■ Written task
In the records, reproduce everything from the line containing "group-number: 8 - 2 [141, 763, 166, 777]" down to the line containing "entry-number: 8 - 2 - 6 [176, 882, 218, 896]", substituting "entry-row" for "entry-line" and leaving everything else unchanged.

== Data section

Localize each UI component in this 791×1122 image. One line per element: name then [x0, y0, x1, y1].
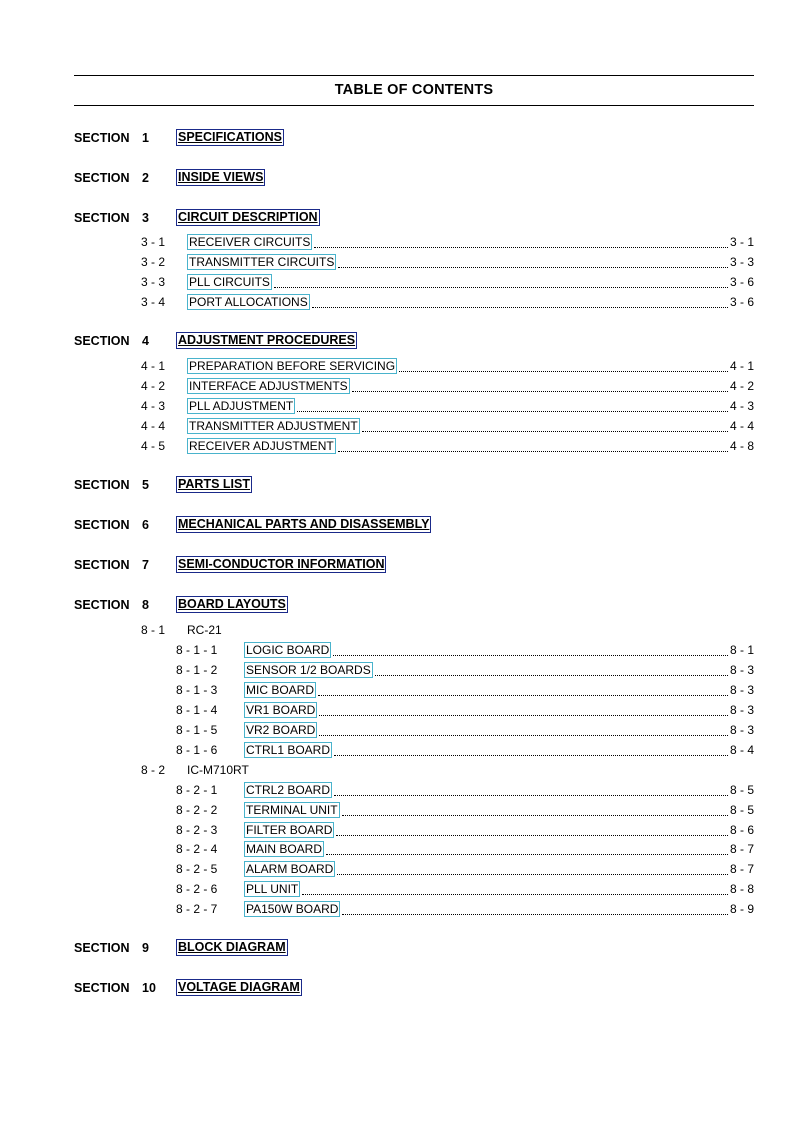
group-number: 8 - 2 [141, 763, 166, 777]
section-label: SECTION [74, 981, 130, 995]
page-number: 4 - 1 [729, 359, 754, 373]
entry-line [187, 417, 754, 435]
top-rule [74, 75, 754, 76]
toc-entry-4-5 [0, 437, 791, 455]
toc-entry-8-1-5 [0, 721, 791, 739]
entry-number: 8 - 2 - 7 [176, 902, 218, 916]
section-link-voltage-diagram[interactable]: VOLTAGE DIAGRAM [178, 980, 300, 994]
toc-entry-8-2-1 [0, 781, 791, 799]
section-label: SECTION [74, 598, 130, 612]
dot-leader [375, 664, 728, 676]
entry-line [187, 293, 754, 311]
entry-number: 8 - 2 - 6 [176, 882, 218, 896]
section-number: 4 [142, 334, 149, 348]
entry-number: 4 - 3 [141, 399, 166, 413]
section-9-row [0, 939, 791, 957]
section-4-row [0, 332, 791, 350]
entry-link-ctrl2-board[interactable]: CTRL2 BOARD [246, 783, 331, 797]
entry-number: 8 - 2 - 1 [176, 783, 218, 797]
entry-link-transmitter-circuits[interactable]: TRANSMITTER CIRCUITS [189, 255, 335, 269]
section-label: SECTION [74, 211, 130, 225]
entry-number: 8 - 2 - 2 [176, 803, 218, 817]
dot-leader [338, 256, 728, 268]
dot-leader [342, 903, 728, 915]
toc-group-8-2 [0, 761, 791, 779]
entry-line [244, 880, 754, 898]
entry-link-mic-board[interactable]: MIC BOARD [246, 683, 315, 697]
page-number: 3 - 3 [729, 255, 754, 269]
section-link-block-diagram[interactable]: BLOCK DIAGRAM [178, 940, 286, 954]
entry-line [187, 273, 754, 291]
entry-link-port-allocations[interactable]: PORT ALLOCATIONS [189, 295, 308, 309]
section-link-adjustment-procedures[interactable]: ADJUSTMENT PROCEDURES [178, 333, 356, 347]
entry-number: 8 - 2 - 3 [176, 823, 218, 837]
entry-line [244, 661, 754, 679]
page-number: 8 - 5 [729, 803, 754, 817]
dot-leader [352, 380, 728, 392]
page-number: 4 - 4 [729, 419, 754, 433]
entry-number: 8 - 1 - 1 [176, 643, 218, 657]
section-1-row [0, 129, 791, 147]
toc-entry-8-1-2 [0, 661, 791, 679]
entry-number: 4 - 4 [141, 419, 166, 433]
entry-line [244, 821, 754, 839]
entry-number: 4 - 5 [141, 439, 166, 453]
page-title: TABLE OF CONTENTS [334, 82, 494, 98]
dot-leader [319, 724, 728, 736]
entry-line [244, 860, 754, 878]
entry-link-pll-unit[interactable]: PLL UNIT [246, 882, 299, 896]
entry-line [244, 681, 754, 699]
dot-leader [326, 843, 728, 855]
dot-leader [319, 704, 728, 716]
section-number: 1 [142, 131, 149, 145]
entry-link-pll-circuits[interactable]: PLL CIRCUITS [189, 275, 270, 289]
entry-line [244, 840, 754, 858]
section-number: 7 [142, 558, 149, 572]
page-number: 3 - 6 [729, 275, 754, 289]
entry-link-filter-board[interactable]: FILTER BOARD [246, 823, 333, 837]
dot-leader [336, 824, 728, 836]
toc-entry-4-1 [0, 357, 791, 375]
toc-entry-4-3 [0, 397, 791, 415]
entry-line [187, 357, 754, 375]
group-title: IC-M710RT [187, 763, 249, 777]
toc-entry-8-2-5 [0, 860, 791, 878]
page-number: 8 - 3 [729, 703, 754, 717]
toc-group-8-1 [0, 621, 791, 639]
section-link-board-layouts[interactable]: BOARD LAYOUTS [178, 597, 286, 611]
dot-leader [362, 420, 728, 432]
entry-number: 8 - 1 - 3 [176, 683, 218, 697]
entry-link-vr2-board[interactable]: VR2 BOARD [246, 723, 316, 737]
entry-link-preparation-before-servicing[interactable]: PREPARATION BEFORE SERVICING [189, 359, 396, 373]
page-number: 8 - 7 [729, 862, 754, 876]
toc-entry-3-4 [0, 293, 791, 311]
entry-line [244, 741, 754, 759]
section-8-row [0, 596, 791, 614]
entry-link-transmitter-adjustment[interactable]: TRANSMITTER ADJUSTMENT [189, 419, 358, 433]
entry-line [187, 437, 754, 455]
section-label: SECTION [74, 334, 130, 348]
toc-entry-8-1-6 [0, 741, 791, 759]
toc-entry-8-2-7 [0, 900, 791, 918]
section-link-circuit-description[interactable]: CIRCUIT DESCRIPTION [178, 210, 318, 224]
entry-number: 8 - 2 - 4 [176, 842, 218, 856]
page-number: 4 - 2 [729, 379, 754, 393]
entry-number: 3 - 2 [141, 255, 166, 269]
page-number: 8 - 7 [729, 842, 754, 856]
entry-link-terminal-unit[interactable]: TERMINAL UNIT [246, 803, 338, 817]
section-link-parts-list[interactable]: PARTS LIST [178, 477, 250, 491]
dot-leader [337, 863, 728, 875]
group-title: RC-21 [187, 623, 222, 637]
entry-link-interface-adjustments[interactable]: INTERFACE ADJUSTMENTS [189, 379, 348, 393]
entry-line [187, 377, 754, 395]
page-number: 8 - 4 [729, 743, 754, 757]
toc-entry-8-1-1 [0, 641, 791, 659]
entry-number: 8 - 1 - 2 [176, 663, 218, 677]
toc-entry-8-1-4 [0, 701, 791, 719]
dot-leader [318, 684, 728, 696]
toc-entry-8-2-2 [0, 801, 791, 819]
entry-number: 3 - 1 [141, 235, 166, 249]
section-label: SECTION [74, 131, 130, 145]
page-number: 8 - 9 [729, 902, 754, 916]
dot-leader [342, 804, 728, 816]
dot-leader [334, 784, 728, 796]
section-number: 9 [142, 941, 149, 955]
bottom-rule [74, 105, 754, 106]
section-number: 8 [142, 598, 149, 612]
section-2-row [0, 169, 791, 187]
entry-line [187, 253, 754, 271]
toc-entry-3-1 [0, 233, 791, 251]
dot-leader [312, 296, 728, 308]
page-number: 8 - 1 [729, 643, 754, 657]
toc-entry-8-2-4 [0, 840, 791, 858]
entry-line [244, 641, 754, 659]
dot-leader [297, 400, 728, 412]
dot-leader [302, 883, 728, 895]
toc-entry-8-2-3 [0, 821, 791, 839]
page-number: 8 - 8 [729, 882, 754, 896]
dot-leader [338, 440, 728, 452]
section-label: SECTION [74, 941, 130, 955]
section-label: SECTION [74, 518, 130, 532]
toc-entry-8-2-6 [0, 880, 791, 898]
entry-number: 3 - 3 [141, 275, 166, 289]
section-link-inside-views[interactable]: INSIDE VIEWS [178, 170, 264, 184]
page-number: 8 - 3 [729, 663, 754, 677]
page-number: 8 - 5 [729, 783, 754, 797]
entry-number: 8 - 2 - 5 [176, 862, 218, 876]
entry-line [244, 900, 754, 918]
toc-entry-8-1-3 [0, 681, 791, 699]
entry-line [244, 801, 754, 819]
section-number: 6 [142, 518, 149, 532]
entry-link-pll-adjustment[interactable]: PLL ADJUSTMENT [189, 399, 294, 413]
section-number: 2 [142, 171, 149, 185]
entry-link-alarm-board[interactable]: ALARM BOARD [246, 862, 334, 876]
section-link-semi-conductor-information[interactable]: SEMI-CONDUCTOR INFORMATION [178, 557, 385, 571]
toc-entry-4-2 [0, 377, 791, 395]
section-number: 10 [142, 981, 156, 995]
section-number: 5 [142, 478, 149, 492]
section-3-row [0, 209, 791, 227]
entry-number: 4 - 2 [141, 379, 166, 393]
entry-line [244, 781, 754, 799]
entry-number: 8 - 1 - 5 [176, 723, 218, 737]
entry-link-receiver-circuits[interactable]: RECEIVER CIRCUITS [189, 235, 311, 249]
entry-link-sensor-boards[interactable]: SENSOR 1/2 BOARDS [246, 663, 371, 677]
section-7-row [0, 556, 791, 574]
dot-leader [399, 360, 728, 372]
page-number: 8 - 6 [729, 823, 754, 837]
entry-number: 8 - 1 - 4 [176, 703, 218, 717]
section-link-specifications[interactable]: SPECIFICATIONS [178, 130, 282, 144]
section-label: SECTION [74, 478, 130, 492]
group-number: 8 - 1 [141, 623, 166, 637]
entry-line [244, 721, 754, 739]
entry-link-main-board[interactable]: MAIN BOARD [246, 842, 323, 856]
entry-link-ctrl1-board[interactable]: CTRL1 BOARD [246, 743, 331, 757]
page-number: 8 - 3 [729, 723, 754, 737]
section-label: SECTION [74, 558, 130, 572]
dot-leader [274, 276, 728, 288]
entry-link-pa150w-board[interactable]: PA150W BOARD [246, 902, 339, 916]
entry-number: 4 - 1 [141, 359, 166, 373]
dot-leader [314, 236, 728, 248]
entry-line [187, 233, 754, 251]
section-10-row [0, 979, 791, 997]
entry-number: 3 - 4 [141, 295, 166, 309]
page-number: 3 - 1 [729, 235, 754, 249]
section-6-row [0, 516, 791, 534]
entry-line [244, 701, 754, 719]
page-number: 3 - 6 [729, 295, 754, 309]
toc-entry-3-3 [0, 273, 791, 291]
page-number: 4 - 8 [729, 439, 754, 453]
dot-leader [334, 744, 728, 756]
section-number: 3 [142, 211, 149, 225]
entry-number: 8 - 1 - 6 [176, 743, 218, 757]
entry-line [187, 397, 754, 415]
entry-link-vr1-board[interactable]: VR1 BOARD [246, 703, 316, 717]
section-label: SECTION [74, 171, 130, 185]
page-number: 4 - 3 [729, 399, 754, 413]
entry-link-logic-board[interactable]: LOGIC BOARD [246, 643, 330, 657]
page-number: 8 - 3 [729, 683, 754, 697]
section-link-mechanical-parts[interactable]: MECHANICAL PARTS AND DISASSEMBLY [178, 517, 430, 531]
toc-entry-3-2 [0, 253, 791, 271]
section-5-row [0, 476, 791, 494]
entry-link-receiver-adjustment[interactable]: RECEIVER ADJUSTMENT [189, 439, 334, 453]
dot-leader [333, 644, 728, 656]
toc-entry-4-4 [0, 417, 791, 435]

====

■ In response
group-number: 8 - 2 [141, 763, 166, 777]
section-label: SECTION [74, 981, 130, 995]
page-number: 4 - 1 [729, 359, 754, 373]
entry-row [187, 417, 754, 435]
top-rule [74, 75, 754, 76]
toc-entry-4-5 [0, 437, 791, 455]
toc-entry-8-1-5 [0, 721, 791, 739]
entry-number: 8 - 2 - 7 [176, 902, 218, 916]
section-link-voltage-diagram[interactable]: VOLTAGE DIAGRAM [178, 980, 300, 994]
toc-entry-8-2-1 [0, 781, 791, 799]
section-label: SECTION [74, 598, 130, 612]
dot-leader [375, 664, 728, 676]
entry-row [187, 293, 754, 311]
entry-number: 8 - 2 - 6 [176, 882, 218, 896]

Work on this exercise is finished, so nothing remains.